Put every line of the material below into a JSON list of strings, one string per line, leaving out blank lines.

'''

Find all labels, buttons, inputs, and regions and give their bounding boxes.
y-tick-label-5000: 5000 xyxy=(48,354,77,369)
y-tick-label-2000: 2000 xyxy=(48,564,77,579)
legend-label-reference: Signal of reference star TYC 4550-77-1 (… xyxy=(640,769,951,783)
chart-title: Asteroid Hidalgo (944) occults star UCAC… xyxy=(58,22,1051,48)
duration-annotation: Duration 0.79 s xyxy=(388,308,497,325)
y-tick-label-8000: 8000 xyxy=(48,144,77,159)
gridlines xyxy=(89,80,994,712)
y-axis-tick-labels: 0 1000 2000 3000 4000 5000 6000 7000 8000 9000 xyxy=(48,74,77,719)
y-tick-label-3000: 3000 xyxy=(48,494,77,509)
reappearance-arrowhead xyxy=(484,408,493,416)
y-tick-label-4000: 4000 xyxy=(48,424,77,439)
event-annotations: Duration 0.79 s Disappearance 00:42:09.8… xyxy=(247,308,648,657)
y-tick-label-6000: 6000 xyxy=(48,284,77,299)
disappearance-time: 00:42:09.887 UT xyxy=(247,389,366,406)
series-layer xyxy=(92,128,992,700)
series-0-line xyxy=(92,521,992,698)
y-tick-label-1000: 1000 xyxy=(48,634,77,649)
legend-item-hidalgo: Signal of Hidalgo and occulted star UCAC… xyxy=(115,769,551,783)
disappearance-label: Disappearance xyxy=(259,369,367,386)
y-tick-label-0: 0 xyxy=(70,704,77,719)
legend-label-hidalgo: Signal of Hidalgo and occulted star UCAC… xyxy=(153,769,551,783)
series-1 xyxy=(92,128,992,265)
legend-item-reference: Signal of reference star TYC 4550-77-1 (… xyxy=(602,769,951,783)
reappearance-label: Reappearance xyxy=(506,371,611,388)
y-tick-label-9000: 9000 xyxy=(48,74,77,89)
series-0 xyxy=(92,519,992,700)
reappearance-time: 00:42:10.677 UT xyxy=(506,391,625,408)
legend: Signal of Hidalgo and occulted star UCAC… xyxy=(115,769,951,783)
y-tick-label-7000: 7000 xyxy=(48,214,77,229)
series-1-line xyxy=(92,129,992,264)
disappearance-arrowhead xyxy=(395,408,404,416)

'''

Exercise answer
[
  "Find all labels, buttons, inputs, and regions and give their bounding boxes.",
  "y-tick-label-5000: 5000 xyxy=(48,354,77,369)",
  "y-tick-label-2000: 2000 xyxy=(48,564,77,579)",
  "legend-label-reference: Signal of reference star TYC 4550-77-1 (… xyxy=(640,769,951,783)",
  "chart-title: Asteroid Hidalgo (944) occults star UCAC… xyxy=(58,22,1051,48)",
  "duration-annotation: Duration 0.79 s xyxy=(388,308,497,325)",
  "y-tick-label-8000: 8000 xyxy=(48,144,77,159)",
  "gridlines xyxy=(89,80,994,712)",
  "y-axis-tick-labels: 0 1000 2000 3000 4000 5000 6000 7000 8000 9000 xyxy=(48,74,77,719)",
  "y-tick-label-3000: 3000 xyxy=(48,494,77,509)",
  "reappearance-arrowhead xyxy=(484,408,493,416)",
  "y-tick-label-4000: 4000 xyxy=(48,424,77,439)",
  "event-annotations: Duration 0.79 s Disappearance 00:42:09.8… xyxy=(247,308,648,657)",
  "y-tick-label-6000: 6000 xyxy=(48,284,77,299)",
  "disappearance-time: 00:42:09.887 UT xyxy=(247,389,366,406)",
  "series-layer xyxy=(92,128,992,700)",
  "series-0-line xyxy=(92,521,992,698)",
  "y-tick-label-1000: 1000 xyxy=(48,634,77,649)",
  "legend-item-hidalgo: Signal of Hidalgo and occulted star UCAC… xyxy=(115,769,551,783)",
  "disappearance-label: Disappearance xyxy=(259,369,367,386)",
  "y-tick-label-0: 0 xyxy=(70,704,77,719)",
  "legend-label-hidalgo: Signal of Hidalgo and occulted star UCAC… xyxy=(153,769,551,783)",
  "series-1 xyxy=(92,128,992,265)",
  "legend-item-reference: Signal of reference star TYC 4550-77-1 (… xyxy=(602,769,951,783)",
  "reappearance-label: Reappearance xyxy=(506,371,611,388)",
  "y-tick-label-9000: 9000 xyxy=(48,74,77,89)",
  "series-0 xyxy=(92,519,992,700)",
  "reappearance-time: 00:42:10.677 UT xyxy=(506,391,625,408)",
  "legend: Signal of Hidalgo and occulted star UCAC… xyxy=(115,769,951,783)",
  "y-tick-label-7000: 7000 xyxy=(48,214,77,229)",
  "series-1-line xyxy=(92,129,992,264)",
  "disappearance-arrowhead xyxy=(395,408,404,416)"
]